╭─ Task material
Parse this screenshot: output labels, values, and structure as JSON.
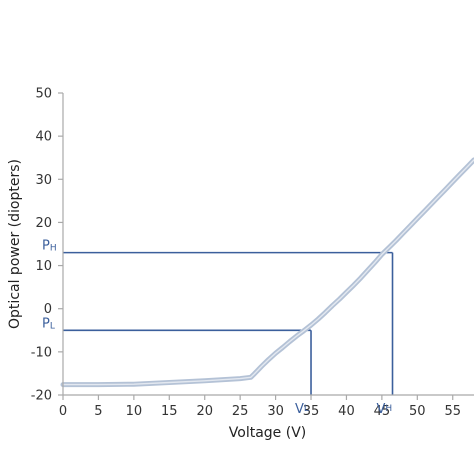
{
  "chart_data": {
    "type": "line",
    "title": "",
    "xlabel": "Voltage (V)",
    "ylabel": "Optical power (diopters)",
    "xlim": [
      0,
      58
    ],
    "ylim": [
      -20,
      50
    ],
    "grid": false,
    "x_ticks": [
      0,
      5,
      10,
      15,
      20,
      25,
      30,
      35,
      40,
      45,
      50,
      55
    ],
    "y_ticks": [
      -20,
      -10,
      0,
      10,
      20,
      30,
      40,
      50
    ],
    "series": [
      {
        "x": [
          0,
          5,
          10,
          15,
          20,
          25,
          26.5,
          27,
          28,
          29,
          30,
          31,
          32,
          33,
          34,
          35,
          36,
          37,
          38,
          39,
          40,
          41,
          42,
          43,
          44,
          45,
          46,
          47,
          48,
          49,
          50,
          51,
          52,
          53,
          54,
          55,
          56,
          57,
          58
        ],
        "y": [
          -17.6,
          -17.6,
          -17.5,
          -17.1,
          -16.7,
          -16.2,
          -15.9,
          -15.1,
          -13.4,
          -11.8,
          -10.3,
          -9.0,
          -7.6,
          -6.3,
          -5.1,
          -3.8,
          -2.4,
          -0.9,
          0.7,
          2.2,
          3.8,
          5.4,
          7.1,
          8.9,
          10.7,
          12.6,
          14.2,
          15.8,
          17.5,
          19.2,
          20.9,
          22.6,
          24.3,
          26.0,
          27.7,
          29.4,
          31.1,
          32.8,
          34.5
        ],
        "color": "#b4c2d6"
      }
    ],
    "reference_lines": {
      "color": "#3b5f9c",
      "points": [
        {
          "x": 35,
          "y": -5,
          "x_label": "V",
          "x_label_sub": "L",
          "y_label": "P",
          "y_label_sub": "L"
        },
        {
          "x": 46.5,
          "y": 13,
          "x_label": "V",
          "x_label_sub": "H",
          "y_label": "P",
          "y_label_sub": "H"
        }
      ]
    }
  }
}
╰─
╭─ Task material
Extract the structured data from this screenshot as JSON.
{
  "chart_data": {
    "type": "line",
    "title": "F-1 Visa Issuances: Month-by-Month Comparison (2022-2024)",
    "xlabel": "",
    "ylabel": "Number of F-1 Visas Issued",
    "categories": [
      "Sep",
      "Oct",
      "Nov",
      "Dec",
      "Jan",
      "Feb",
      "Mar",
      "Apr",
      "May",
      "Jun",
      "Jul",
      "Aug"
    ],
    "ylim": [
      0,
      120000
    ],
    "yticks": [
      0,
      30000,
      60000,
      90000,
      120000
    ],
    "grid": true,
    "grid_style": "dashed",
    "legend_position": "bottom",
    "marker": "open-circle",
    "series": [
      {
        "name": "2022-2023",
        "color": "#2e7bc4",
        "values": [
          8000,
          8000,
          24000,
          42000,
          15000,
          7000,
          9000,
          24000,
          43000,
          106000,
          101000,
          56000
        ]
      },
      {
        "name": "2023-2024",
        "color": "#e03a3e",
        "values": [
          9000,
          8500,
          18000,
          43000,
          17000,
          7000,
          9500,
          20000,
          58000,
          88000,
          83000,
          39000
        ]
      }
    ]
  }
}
╰─
╭─ Task material
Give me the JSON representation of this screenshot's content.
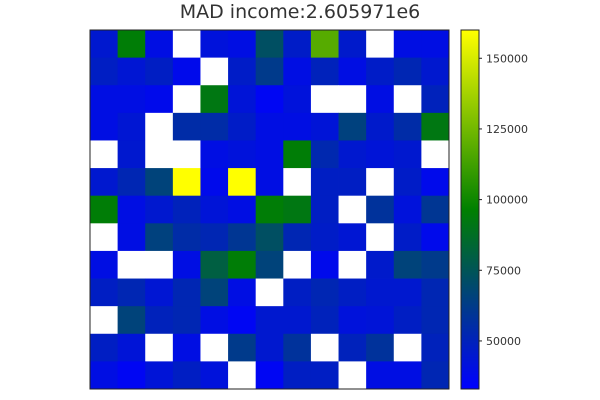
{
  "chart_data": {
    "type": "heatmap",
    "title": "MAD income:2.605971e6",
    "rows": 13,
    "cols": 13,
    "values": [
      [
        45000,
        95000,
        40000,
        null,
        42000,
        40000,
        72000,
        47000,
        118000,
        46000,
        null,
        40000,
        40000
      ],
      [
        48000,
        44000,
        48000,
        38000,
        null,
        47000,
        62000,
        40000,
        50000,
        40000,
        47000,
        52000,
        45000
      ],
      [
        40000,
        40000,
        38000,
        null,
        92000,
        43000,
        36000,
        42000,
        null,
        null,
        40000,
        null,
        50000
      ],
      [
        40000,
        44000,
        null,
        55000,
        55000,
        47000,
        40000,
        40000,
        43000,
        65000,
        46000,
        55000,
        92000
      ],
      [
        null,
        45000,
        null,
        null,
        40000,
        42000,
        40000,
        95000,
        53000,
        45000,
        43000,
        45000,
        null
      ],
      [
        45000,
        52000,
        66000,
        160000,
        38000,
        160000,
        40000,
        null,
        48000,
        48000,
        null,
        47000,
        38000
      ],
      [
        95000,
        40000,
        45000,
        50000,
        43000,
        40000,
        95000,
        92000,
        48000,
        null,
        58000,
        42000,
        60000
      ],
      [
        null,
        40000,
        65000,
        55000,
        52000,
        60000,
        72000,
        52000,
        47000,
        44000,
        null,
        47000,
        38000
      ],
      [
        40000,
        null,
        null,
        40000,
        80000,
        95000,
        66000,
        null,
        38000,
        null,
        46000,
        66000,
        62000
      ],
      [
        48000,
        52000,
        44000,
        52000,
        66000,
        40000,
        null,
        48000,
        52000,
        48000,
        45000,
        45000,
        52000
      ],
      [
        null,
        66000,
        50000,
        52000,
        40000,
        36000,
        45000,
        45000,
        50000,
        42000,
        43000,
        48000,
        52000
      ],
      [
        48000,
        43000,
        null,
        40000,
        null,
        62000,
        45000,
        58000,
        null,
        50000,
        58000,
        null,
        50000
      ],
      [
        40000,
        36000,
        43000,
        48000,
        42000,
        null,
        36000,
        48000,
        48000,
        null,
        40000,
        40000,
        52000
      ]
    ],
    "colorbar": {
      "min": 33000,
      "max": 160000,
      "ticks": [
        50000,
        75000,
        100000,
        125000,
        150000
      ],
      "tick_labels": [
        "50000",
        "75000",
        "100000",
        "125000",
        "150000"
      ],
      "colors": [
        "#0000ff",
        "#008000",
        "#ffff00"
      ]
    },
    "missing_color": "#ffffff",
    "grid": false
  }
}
╰─
◆ **Set exercise**
State, as a bare number, how many lines of the listing hold the word "JSON".

◆ **Solution below**
3